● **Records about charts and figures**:
%%
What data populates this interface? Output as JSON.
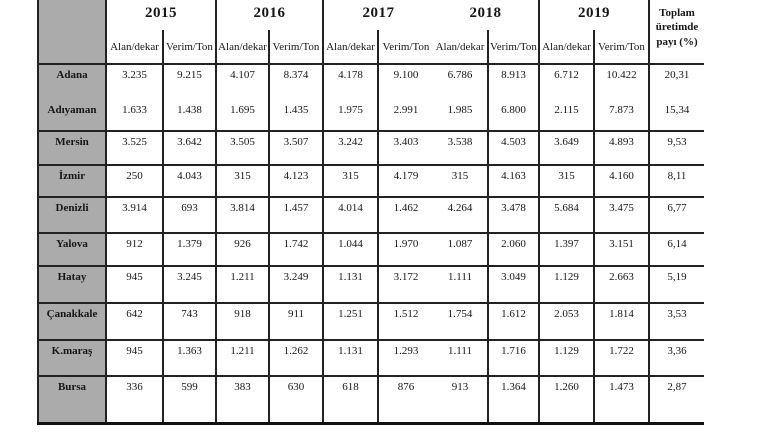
{
  "table": {
    "years": [
      "2015",
      "2016",
      "2017",
      "2018",
      "2019"
    ],
    "subheaders": {
      "alan": "Alan/dekar",
      "verim": "Verim/Ton"
    },
    "total_header": "Toplam üretimde payı (%)",
    "colors": {
      "row_header_bg": "#ababab",
      "border": "#222222",
      "background": "#ffffff"
    },
    "rows": [
      {
        "city": "Adana",
        "values": [
          "3.235",
          "9.215",
          "4.107",
          "8.374",
          "4.178",
          "9.100",
          "6.786",
          "8.913",
          "6.712",
          "10.422"
        ],
        "total": "20,31"
      },
      {
        "city": "Adıyaman",
        "values": [
          "1.633",
          "1.438",
          "1.695",
          "1.435",
          "1.975",
          "2.991",
          "1.985",
          "6.800",
          "2.115",
          "7.873"
        ],
        "total": "15,34"
      },
      {
        "city": "Mersin",
        "values": [
          "3.525",
          "3.642",
          "3.505",
          "3.507",
          "3.242",
          "3.403",
          "3.538",
          "4.503",
          "3.649",
          "4.893"
        ],
        "total": "9,53"
      },
      {
        "city": "İzmir",
        "values": [
          "250",
          "4.043",
          "315",
          "4.123",
          "315",
          "4.179",
          "315",
          "4.163",
          "315",
          "4.160"
        ],
        "total": "8,11"
      },
      {
        "city": "Denizli",
        "values": [
          "3.914",
          "693",
          "3.814",
          "1.457",
          "4.014",
          "1.462",
          "4.264",
          "3.478",
          "5.684",
          "3.475"
        ],
        "total": "6,77"
      },
      {
        "city": "Yalova",
        "values": [
          "912",
          "1.379",
          "926",
          "1.742",
          "1.044",
          "1.970",
          "1.087",
          "2.060",
          "1.397",
          "3.151"
        ],
        "total": "6,14"
      },
      {
        "city": "Hatay",
        "values": [
          "945",
          "3.245",
          "1.211",
          "3.249",
          "1.131",
          "3.172",
          "1.111",
          "3.049",
          "1.129",
          "2.663"
        ],
        "total": "5,19"
      },
      {
        "city": "Çanakkale",
        "values": [
          "642",
          "743",
          "918",
          "911",
          "1.251",
          "1.512",
          "1.754",
          "1.612",
          "2.053",
          "1.814"
        ],
        "total": "3,53"
      },
      {
        "city": "K.maraş",
        "values": [
          "945",
          "1.363",
          "1.211",
          "1.262",
          "1.131",
          "1.293",
          "1.111",
          "1.716",
          "1.129",
          "1.722"
        ],
        "total": "3,36"
      },
      {
        "city": "Bursa",
        "values": [
          "336",
          "599",
          "383",
          "630",
          "618",
          "876",
          "913",
          "1.364",
          "1.260",
          "1.473"
        ],
        "total": "2,87"
      }
    ]
  }
}
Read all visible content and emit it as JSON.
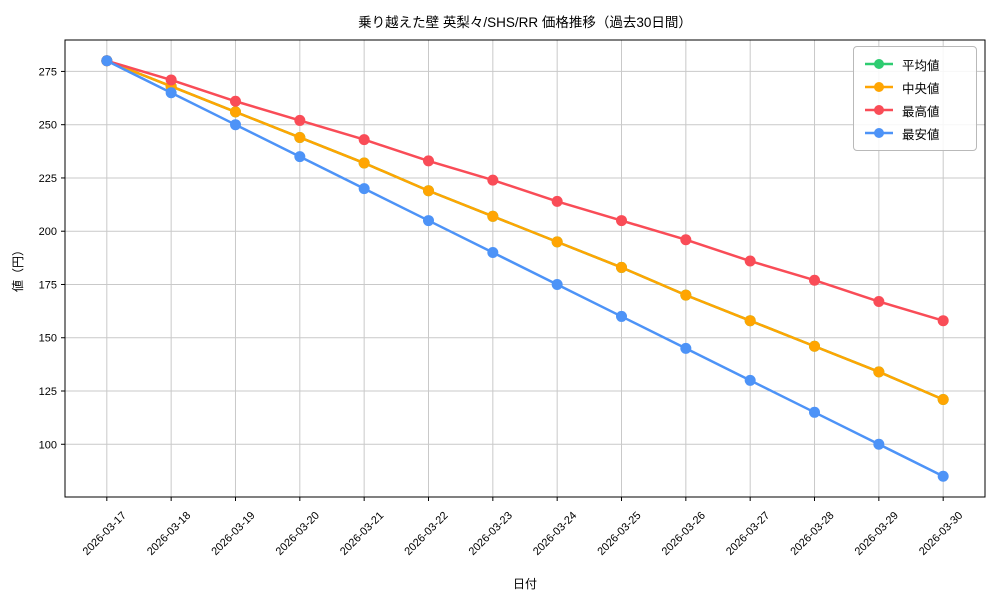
{
  "title": "乗り越えた壁 英梨々/SHS/RR 価格推移（過去30日間）",
  "xlabel": "日付",
  "ylabel": "値（円）",
  "legend": {
    "position": "upper right",
    "items": [
      {
        "label": "平均値",
        "color": "#2ecc71"
      },
      {
        "label": "中央値",
        "color": "#ffa502"
      },
      {
        "label": "最高値",
        "color": "#f94c57"
      },
      {
        "label": "最安値",
        "color": "#4d93f7"
      }
    ]
  },
  "chart_data": {
    "type": "line",
    "title": "乗り越えた壁 英梨々/SHS/RR 価格推移（過去30日間）",
    "xlabel": "日付",
    "ylabel": "値（円）",
    "x": [
      "2026-03-17",
      "2026-03-18",
      "2026-03-19",
      "2026-03-20",
      "2026-03-21",
      "2026-03-22",
      "2026-03-23",
      "2026-03-24",
      "2026-03-25",
      "2026-03-26",
      "2026-03-27",
      "2026-03-28",
      "2026-03-29",
      "2026-03-30"
    ],
    "series": [
      {
        "name": "平均値",
        "key": "average",
        "color": "#2ecc71",
        "values": [
          280,
          268,
          256,
          244,
          232,
          219,
          207,
          195,
          183,
          170,
          158,
          146,
          134,
          121
        ],
        "note": "hidden behind 中央値 line (identical values)"
      },
      {
        "name": "中央値",
        "key": "median",
        "color": "#ffa502",
        "values": [
          280,
          268,
          256,
          244,
          232,
          219,
          207,
          195,
          183,
          170,
          158,
          146,
          134,
          121
        ]
      },
      {
        "name": "最高値",
        "key": "max",
        "color": "#f94c57",
        "values": [
          280,
          271,
          261,
          252,
          243,
          233,
          224,
          214,
          205,
          196,
          186,
          177,
          167,
          158
        ]
      },
      {
        "name": "最安値",
        "key": "min",
        "color": "#4d93f7",
        "values": [
          280,
          265,
          250,
          235,
          220,
          205,
          190,
          175,
          160,
          145,
          130,
          115,
          100,
          85
        ]
      }
    ],
    "yticks": [
      100,
      125,
      150,
      175,
      200,
      225,
      250,
      275
    ],
    "ylim": [
      75.25,
      289.75
    ],
    "grid": true,
    "legend_position": "upper right",
    "x_tick_rotation": 45
  }
}
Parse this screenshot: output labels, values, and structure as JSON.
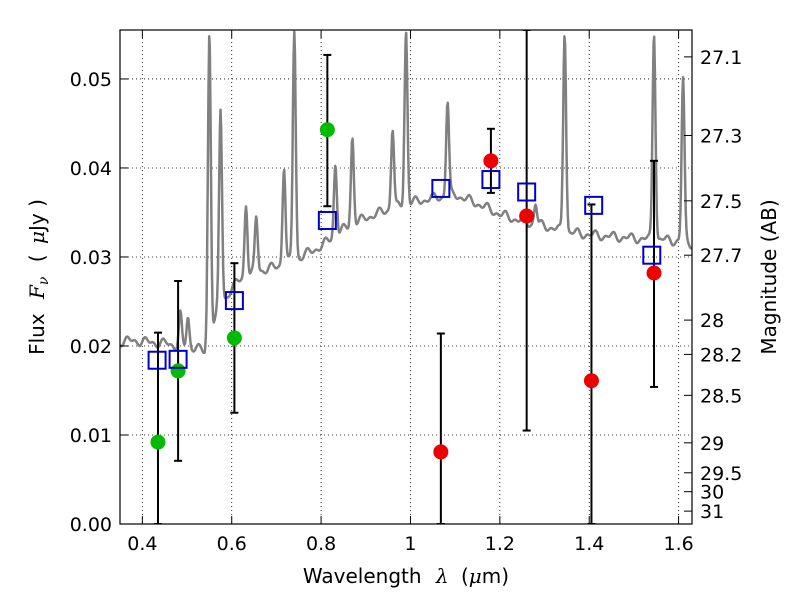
{
  "chart_data": {
    "type": "scatter",
    "xlabel": "Wavelength",
    "xlabel_symbol": "λ",
    "xlabel_unit_open": "(",
    "xlabel_unit_mu": "μ",
    "xlabel_unit_rest": "m)",
    "ylabel": "Flux",
    "ylabel_symbol": "F",
    "ylabel_subscript": "ν",
    "ylabel_unit_open": "(",
    "ylabel_unit_mu": "μ",
    "ylabel_unit_rest": "Jy )",
    "y2label": "Magnitude (AB)",
    "xlim": [
      0.35,
      1.63
    ],
    "ylim": [
      0.0,
      0.0555
    ],
    "grid": true,
    "x_ticks": [
      0.4,
      0.6,
      0.8,
      1.0,
      1.2,
      1.4,
      1.6
    ],
    "x_tick_labels": [
      "0.4",
      "0.6",
      "0.8",
      "1",
      "1.2",
      "1.4",
      "1.6"
    ],
    "y_ticks": [
      0.0,
      0.01,
      0.02,
      0.03,
      0.04,
      0.05
    ],
    "y_tick_labels": [
      "0.00",
      "0.01",
      "0.02",
      "0.03",
      "0.04",
      "0.05"
    ],
    "mag_ticks": [
      27.1,
      27.3,
      27.5,
      27.7,
      28,
      28.2,
      28.5,
      29,
      29.5,
      30,
      31
    ],
    "mag_tick_labels": [
      "27.1",
      "27.3",
      "27.5",
      "27.7",
      "28",
      "28.2",
      "28.5",
      "29",
      "29.5",
      "30",
      "31"
    ],
    "colors": {
      "detected": "#00bb00",
      "nondetected": "#ee0000",
      "model": "#0000cc",
      "spectrum": "#808080",
      "errorbar": "#000000"
    },
    "series": [
      {
        "name": "observed flux (green)",
        "marker": "circle",
        "color_key": "detected",
        "points": [
          {
            "x": 0.435,
            "y": 0.0092,
            "ylo": 0.0,
            "yhi": 0.0215
          },
          {
            "x": 0.48,
            "y": 0.0172,
            "ylo": 0.0071,
            "yhi": 0.0273
          },
          {
            "x": 0.606,
            "y": 0.0209,
            "ylo": 0.0125,
            "yhi": 0.0293
          },
          {
            "x": 0.814,
            "y": 0.0443,
            "ylo": 0.0357,
            "yhi": 0.0527
          }
        ]
      },
      {
        "name": "observed flux (red)",
        "marker": "circle",
        "color_key": "nondetected",
        "points": [
          {
            "x": 1.068,
            "y": 0.0081,
            "ylo": 0.0,
            "yhi": 0.0214
          },
          {
            "x": 1.18,
            "y": 0.0408,
            "ylo": 0.0372,
            "yhi": 0.0444
          },
          {
            "x": 1.26,
            "y": 0.0346,
            "ylo": 0.0105,
            "yhi": 0.0555
          },
          {
            "x": 1.405,
            "y": 0.0161,
            "ylo": 0.0,
            "yhi": 0.0359
          },
          {
            "x": 1.545,
            "y": 0.0282,
            "ylo": 0.0154,
            "yhi": 0.0408
          }
        ]
      },
      {
        "name": "model photometry",
        "marker": "square",
        "color_key": "model",
        "points": [
          {
            "x": 0.433,
            "y": 0.0184
          },
          {
            "x": 0.48,
            "y": 0.0185
          },
          {
            "x": 0.606,
            "y": 0.0251
          },
          {
            "x": 0.814,
            "y": 0.0341
          },
          {
            "x": 1.068,
            "y": 0.0377
          },
          {
            "x": 1.18,
            "y": 0.0387
          },
          {
            "x": 1.26,
            "y": 0.0373
          },
          {
            "x": 1.41,
            "y": 0.0358
          },
          {
            "x": 1.54,
            "y": 0.0302
          }
        ]
      }
    ],
    "spectrum": {
      "name": "model spectrum",
      "color_key": "spectrum",
      "continuum": [
        [
          0.35,
          0.0205
        ],
        [
          0.38,
          0.0206
        ],
        [
          0.42,
          0.0204
        ],
        [
          0.45,
          0.0203
        ],
        [
          0.48,
          0.02
        ],
        [
          0.5,
          0.0198
        ],
        [
          0.52,
          0.0199
        ],
        [
          0.54,
          0.0192
        ],
        [
          0.55,
          0.021
        ],
        [
          0.57,
          0.024
        ],
        [
          0.6,
          0.0265
        ],
        [
          0.62,
          0.0275
        ],
        [
          0.65,
          0.0283
        ],
        [
          0.7,
          0.0289
        ],
        [
          0.75,
          0.0299
        ],
        [
          0.8,
          0.0312
        ],
        [
          0.85,
          0.0331
        ],
        [
          0.9,
          0.0344
        ],
        [
          0.95,
          0.0353
        ],
        [
          1.0,
          0.0361
        ],
        [
          1.05,
          0.0366
        ],
        [
          1.1,
          0.037
        ],
        [
          1.15,
          0.036
        ],
        [
          1.2,
          0.0348
        ],
        [
          1.25,
          0.034
        ],
        [
          1.3,
          0.0335
        ],
        [
          1.35,
          0.0328
        ],
        [
          1.4,
          0.0325
        ],
        [
          1.45,
          0.0323
        ],
        [
          1.5,
          0.0321
        ],
        [
          1.55,
          0.032
        ],
        [
          1.6,
          0.0318
        ],
        [
          1.63,
          0.0315
        ]
      ],
      "lines": [
        {
          "x": 0.485,
          "peak": 0.0235
        },
        {
          "x": 0.502,
          "peak": 0.0232
        },
        {
          "x": 0.55,
          "peak": 0.0555
        },
        {
          "x": 0.575,
          "peak": 0.0465
        },
        {
          "x": 0.632,
          "peak": 0.036
        },
        {
          "x": 0.655,
          "peak": 0.0345
        },
        {
          "x": 0.717,
          "peak": 0.0403
        },
        {
          "x": 0.74,
          "peak": 0.0555
        },
        {
          "x": 0.832,
          "peak": 0.0405
        },
        {
          "x": 0.87,
          "peak": 0.0435
        },
        {
          "x": 0.96,
          "peak": 0.0445
        },
        {
          "x": 0.99,
          "peak": 0.0555
        },
        {
          "x": 1.083,
          "peak": 0.0475
        },
        {
          "x": 1.28,
          "peak": 0.036
        },
        {
          "x": 1.345,
          "peak": 0.0555
        },
        {
          "x": 1.545,
          "peak": 0.0555
        },
        {
          "x": 1.61,
          "peak": 0.05
        }
      ],
      "wide_bump": [
        [
          0.5,
          0.0198
        ],
        [
          0.52,
          0.0206
        ],
        [
          0.58,
          0.0252
        ],
        [
          0.7,
          0.0292
        ],
        [
          0.9,
          0.0348
        ],
        [
          1.0,
          0.0368
        ]
      ]
    }
  }
}
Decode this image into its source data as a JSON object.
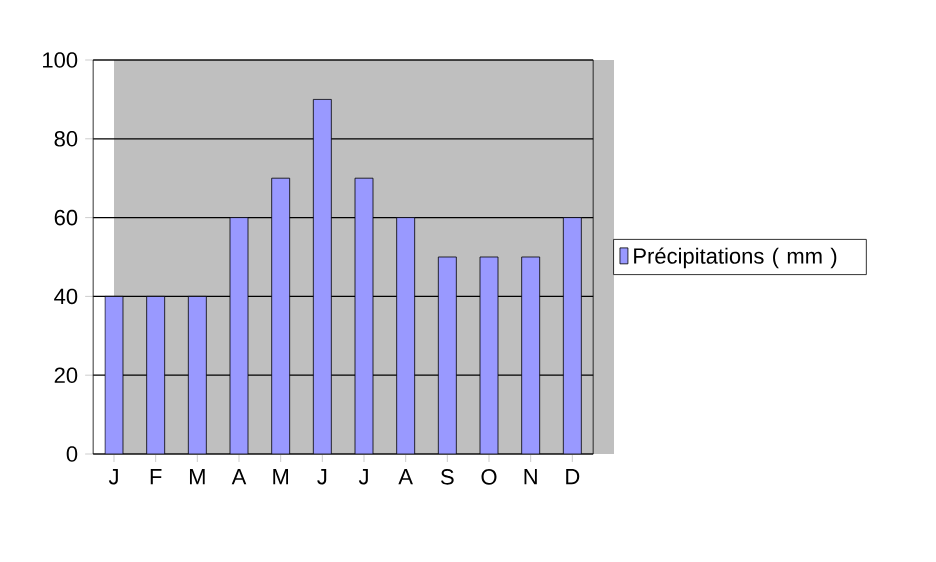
%%
List every line above that contains the word "upper".

    "position": "upper right",
    "legend_position": "upper right",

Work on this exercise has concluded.